_Exercise aim_: Report each line from the records where the string "unit" turns up.

• • • •

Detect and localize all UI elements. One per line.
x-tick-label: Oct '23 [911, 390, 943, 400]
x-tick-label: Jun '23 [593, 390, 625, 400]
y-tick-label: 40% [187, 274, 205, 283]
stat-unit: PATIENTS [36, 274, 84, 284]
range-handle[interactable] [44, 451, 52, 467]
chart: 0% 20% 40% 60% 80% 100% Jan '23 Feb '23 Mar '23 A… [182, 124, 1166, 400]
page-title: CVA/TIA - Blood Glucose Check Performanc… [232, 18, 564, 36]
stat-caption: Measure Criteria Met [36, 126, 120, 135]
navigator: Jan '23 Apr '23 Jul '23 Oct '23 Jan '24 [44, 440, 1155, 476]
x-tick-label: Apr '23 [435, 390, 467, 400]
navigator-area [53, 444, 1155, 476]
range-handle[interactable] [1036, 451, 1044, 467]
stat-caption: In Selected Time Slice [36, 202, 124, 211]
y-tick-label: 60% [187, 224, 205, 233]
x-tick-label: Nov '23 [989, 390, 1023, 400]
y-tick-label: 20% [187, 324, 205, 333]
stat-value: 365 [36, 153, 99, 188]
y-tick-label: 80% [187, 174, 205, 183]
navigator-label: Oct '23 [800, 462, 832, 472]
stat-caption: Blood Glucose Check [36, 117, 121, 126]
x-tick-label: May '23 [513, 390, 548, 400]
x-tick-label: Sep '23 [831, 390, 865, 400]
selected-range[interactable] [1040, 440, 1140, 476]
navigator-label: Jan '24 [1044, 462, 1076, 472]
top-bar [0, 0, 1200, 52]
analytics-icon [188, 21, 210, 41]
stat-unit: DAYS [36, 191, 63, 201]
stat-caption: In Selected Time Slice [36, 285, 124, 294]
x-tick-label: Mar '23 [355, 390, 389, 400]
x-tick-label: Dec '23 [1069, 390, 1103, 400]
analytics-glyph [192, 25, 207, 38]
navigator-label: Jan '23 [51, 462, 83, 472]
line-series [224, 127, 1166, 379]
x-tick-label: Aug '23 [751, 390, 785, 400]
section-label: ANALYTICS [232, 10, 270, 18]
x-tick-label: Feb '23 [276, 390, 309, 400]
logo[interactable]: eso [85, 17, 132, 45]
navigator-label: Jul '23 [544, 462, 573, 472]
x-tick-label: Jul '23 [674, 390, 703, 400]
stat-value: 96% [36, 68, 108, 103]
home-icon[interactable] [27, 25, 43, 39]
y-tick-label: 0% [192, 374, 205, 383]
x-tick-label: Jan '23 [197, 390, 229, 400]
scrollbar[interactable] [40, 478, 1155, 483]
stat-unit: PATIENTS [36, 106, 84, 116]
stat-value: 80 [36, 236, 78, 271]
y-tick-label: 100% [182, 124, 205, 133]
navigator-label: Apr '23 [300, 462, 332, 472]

• • • •

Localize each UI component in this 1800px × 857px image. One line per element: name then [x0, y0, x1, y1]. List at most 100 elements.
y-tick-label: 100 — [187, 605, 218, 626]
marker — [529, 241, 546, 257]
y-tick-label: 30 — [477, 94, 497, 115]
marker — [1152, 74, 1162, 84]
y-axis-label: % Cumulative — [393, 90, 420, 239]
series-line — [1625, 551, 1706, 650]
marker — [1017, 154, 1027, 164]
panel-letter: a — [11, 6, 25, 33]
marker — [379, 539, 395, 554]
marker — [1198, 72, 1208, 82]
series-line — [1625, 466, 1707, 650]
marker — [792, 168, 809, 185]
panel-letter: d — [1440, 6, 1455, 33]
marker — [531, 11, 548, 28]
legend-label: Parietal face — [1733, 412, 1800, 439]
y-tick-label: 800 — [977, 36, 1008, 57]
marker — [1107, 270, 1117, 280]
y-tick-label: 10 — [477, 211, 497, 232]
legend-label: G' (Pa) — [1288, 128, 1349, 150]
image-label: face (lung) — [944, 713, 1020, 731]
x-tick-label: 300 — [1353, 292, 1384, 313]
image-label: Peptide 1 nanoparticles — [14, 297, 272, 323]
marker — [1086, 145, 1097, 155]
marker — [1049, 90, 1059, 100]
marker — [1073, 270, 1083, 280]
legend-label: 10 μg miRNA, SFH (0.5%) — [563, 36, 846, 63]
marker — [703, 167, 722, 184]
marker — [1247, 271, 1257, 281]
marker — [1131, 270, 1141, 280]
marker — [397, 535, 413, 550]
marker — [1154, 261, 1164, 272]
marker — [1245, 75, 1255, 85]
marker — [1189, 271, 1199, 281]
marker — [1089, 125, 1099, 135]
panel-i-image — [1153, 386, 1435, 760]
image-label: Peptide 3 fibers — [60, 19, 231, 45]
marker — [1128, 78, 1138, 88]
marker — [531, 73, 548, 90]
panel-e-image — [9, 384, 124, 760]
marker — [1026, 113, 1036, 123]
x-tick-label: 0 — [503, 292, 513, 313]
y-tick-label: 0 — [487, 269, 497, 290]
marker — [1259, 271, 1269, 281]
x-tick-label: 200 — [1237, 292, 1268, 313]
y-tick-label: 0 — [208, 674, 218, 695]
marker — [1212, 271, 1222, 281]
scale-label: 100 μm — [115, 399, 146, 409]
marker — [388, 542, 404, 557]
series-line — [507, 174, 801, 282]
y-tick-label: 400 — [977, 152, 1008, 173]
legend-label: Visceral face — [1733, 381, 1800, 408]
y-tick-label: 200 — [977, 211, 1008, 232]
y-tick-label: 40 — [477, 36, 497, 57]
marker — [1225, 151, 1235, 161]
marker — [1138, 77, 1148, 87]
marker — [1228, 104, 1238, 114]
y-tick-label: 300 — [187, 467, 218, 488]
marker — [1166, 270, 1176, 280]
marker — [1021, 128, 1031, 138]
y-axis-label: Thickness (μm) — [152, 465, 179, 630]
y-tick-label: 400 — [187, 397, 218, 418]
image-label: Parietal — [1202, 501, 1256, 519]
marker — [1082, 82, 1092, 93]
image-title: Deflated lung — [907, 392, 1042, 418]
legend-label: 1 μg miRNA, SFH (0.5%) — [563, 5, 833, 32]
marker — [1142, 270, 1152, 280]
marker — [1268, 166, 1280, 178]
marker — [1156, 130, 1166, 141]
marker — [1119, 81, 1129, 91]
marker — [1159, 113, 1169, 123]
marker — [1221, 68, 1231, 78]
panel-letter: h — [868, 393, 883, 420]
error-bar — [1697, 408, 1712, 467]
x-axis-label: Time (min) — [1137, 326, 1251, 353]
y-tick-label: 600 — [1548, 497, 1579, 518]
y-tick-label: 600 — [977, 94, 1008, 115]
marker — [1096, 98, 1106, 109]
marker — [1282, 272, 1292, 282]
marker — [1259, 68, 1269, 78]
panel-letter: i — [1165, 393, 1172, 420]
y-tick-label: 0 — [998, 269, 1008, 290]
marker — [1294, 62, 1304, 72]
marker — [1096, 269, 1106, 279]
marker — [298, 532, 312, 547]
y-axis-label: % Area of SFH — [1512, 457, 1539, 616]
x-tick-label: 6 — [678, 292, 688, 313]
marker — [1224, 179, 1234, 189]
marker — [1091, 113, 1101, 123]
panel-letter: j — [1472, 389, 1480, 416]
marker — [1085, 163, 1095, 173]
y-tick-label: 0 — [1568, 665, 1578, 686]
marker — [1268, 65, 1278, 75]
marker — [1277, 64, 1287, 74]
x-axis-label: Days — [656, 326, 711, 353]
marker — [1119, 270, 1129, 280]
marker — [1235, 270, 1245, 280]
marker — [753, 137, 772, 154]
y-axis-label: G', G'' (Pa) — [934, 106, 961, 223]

• • • •

_Task answer_:
stat-unit: PATIENTS [36, 274, 84, 284]
stat-unit: DAYS [36, 191, 63, 201]
stat-unit: PATIENTS [36, 106, 84, 116]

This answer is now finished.